Search the material for the word "strip" and report each line where it turns up.
^^^^^^^^^^^^^^^^
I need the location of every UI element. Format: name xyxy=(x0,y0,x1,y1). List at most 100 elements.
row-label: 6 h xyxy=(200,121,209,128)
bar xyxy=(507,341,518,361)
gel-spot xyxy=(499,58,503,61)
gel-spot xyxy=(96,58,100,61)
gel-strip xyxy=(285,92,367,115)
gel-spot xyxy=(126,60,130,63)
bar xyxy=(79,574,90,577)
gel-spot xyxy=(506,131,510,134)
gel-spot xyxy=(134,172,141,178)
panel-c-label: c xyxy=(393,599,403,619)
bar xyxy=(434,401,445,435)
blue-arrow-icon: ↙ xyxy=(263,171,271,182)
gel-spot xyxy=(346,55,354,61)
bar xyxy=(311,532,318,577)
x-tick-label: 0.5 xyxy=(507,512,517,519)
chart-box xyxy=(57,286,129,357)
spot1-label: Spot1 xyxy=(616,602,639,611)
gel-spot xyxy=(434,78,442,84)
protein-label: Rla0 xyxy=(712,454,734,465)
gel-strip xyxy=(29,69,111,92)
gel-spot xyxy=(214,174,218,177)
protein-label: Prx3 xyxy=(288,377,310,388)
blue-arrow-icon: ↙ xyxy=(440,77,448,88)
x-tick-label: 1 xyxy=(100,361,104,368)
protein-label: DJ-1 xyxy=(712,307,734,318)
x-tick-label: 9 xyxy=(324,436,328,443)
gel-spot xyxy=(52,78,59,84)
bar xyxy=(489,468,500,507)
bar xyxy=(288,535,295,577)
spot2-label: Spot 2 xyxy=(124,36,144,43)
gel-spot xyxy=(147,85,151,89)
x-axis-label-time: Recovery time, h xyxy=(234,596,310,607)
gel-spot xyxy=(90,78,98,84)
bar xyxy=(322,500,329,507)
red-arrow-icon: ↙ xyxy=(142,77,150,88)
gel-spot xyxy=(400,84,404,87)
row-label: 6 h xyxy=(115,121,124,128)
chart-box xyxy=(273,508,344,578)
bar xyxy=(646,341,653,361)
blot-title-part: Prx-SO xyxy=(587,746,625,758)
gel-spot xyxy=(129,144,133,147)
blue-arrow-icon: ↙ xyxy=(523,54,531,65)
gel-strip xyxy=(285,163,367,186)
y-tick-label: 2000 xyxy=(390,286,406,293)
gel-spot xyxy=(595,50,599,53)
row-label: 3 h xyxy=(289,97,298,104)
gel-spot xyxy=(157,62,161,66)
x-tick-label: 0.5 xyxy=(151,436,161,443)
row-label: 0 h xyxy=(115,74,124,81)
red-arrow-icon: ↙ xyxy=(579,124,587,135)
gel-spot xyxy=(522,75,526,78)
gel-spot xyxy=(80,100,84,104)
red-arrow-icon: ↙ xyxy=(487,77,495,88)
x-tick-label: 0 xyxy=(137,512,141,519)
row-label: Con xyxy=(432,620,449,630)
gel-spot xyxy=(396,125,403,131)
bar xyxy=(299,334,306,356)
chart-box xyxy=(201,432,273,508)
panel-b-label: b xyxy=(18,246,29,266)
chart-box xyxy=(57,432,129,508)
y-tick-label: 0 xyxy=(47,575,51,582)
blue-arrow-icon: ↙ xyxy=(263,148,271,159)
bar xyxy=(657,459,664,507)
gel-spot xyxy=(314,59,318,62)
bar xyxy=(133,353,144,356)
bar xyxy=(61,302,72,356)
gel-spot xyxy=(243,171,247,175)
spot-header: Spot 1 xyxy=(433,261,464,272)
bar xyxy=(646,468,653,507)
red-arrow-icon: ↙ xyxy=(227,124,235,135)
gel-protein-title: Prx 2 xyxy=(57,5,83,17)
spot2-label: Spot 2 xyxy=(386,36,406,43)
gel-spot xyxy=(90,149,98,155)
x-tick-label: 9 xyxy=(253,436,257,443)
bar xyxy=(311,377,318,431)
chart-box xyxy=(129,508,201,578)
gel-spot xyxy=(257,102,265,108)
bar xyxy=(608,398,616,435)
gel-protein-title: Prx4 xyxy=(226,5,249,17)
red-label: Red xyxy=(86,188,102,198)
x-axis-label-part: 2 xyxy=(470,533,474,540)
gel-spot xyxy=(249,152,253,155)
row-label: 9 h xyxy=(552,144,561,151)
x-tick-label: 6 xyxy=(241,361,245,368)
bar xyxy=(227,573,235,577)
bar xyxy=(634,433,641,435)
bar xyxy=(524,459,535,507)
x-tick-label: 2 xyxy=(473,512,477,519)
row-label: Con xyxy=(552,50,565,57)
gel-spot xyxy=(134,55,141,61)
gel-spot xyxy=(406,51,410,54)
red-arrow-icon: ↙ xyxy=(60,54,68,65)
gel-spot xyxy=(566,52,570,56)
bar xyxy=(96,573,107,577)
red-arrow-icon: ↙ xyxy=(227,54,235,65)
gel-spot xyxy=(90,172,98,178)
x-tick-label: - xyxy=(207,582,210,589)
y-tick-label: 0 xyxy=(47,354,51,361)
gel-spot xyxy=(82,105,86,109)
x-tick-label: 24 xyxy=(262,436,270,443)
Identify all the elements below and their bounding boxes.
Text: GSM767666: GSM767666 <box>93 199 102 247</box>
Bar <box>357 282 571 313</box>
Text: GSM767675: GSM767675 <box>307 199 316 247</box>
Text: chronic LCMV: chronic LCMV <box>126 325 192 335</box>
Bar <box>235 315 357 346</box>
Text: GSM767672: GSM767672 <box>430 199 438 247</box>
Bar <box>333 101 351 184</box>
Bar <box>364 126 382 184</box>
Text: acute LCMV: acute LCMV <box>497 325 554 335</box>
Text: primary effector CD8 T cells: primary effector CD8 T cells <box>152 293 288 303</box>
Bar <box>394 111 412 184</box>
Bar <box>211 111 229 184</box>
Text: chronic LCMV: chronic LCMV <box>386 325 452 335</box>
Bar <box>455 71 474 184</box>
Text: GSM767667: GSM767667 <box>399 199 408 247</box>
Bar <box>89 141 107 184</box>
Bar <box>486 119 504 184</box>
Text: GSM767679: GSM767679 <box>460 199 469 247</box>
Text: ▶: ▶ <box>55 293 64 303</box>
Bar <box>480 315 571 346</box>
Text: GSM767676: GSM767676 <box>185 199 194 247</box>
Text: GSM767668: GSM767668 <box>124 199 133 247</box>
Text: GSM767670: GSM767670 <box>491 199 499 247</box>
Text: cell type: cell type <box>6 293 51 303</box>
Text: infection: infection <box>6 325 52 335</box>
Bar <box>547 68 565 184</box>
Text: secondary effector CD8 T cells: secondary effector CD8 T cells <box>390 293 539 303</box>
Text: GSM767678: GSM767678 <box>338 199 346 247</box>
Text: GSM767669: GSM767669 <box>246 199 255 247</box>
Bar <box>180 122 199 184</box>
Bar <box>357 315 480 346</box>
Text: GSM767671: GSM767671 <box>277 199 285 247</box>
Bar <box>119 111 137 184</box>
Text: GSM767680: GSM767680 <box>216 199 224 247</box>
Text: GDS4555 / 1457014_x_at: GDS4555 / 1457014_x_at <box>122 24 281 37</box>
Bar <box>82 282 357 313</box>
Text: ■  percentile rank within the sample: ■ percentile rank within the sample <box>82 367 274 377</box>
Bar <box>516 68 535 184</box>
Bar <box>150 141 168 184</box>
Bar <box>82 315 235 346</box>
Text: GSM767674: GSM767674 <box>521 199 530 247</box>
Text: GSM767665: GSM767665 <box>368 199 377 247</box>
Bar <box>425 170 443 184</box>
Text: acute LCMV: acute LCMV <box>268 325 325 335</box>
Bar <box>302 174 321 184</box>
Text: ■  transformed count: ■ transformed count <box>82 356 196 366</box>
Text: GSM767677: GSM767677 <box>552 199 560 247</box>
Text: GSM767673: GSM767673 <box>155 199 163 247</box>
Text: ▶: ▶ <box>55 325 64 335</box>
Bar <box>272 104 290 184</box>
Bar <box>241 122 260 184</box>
^^^^^^^^^^^^^^^^
▶ **TASK SOLUTION**:
gel-strip xyxy=(285,92,367,115)
gel-strip xyxy=(29,69,111,92)
gel-strip xyxy=(285,163,367,186)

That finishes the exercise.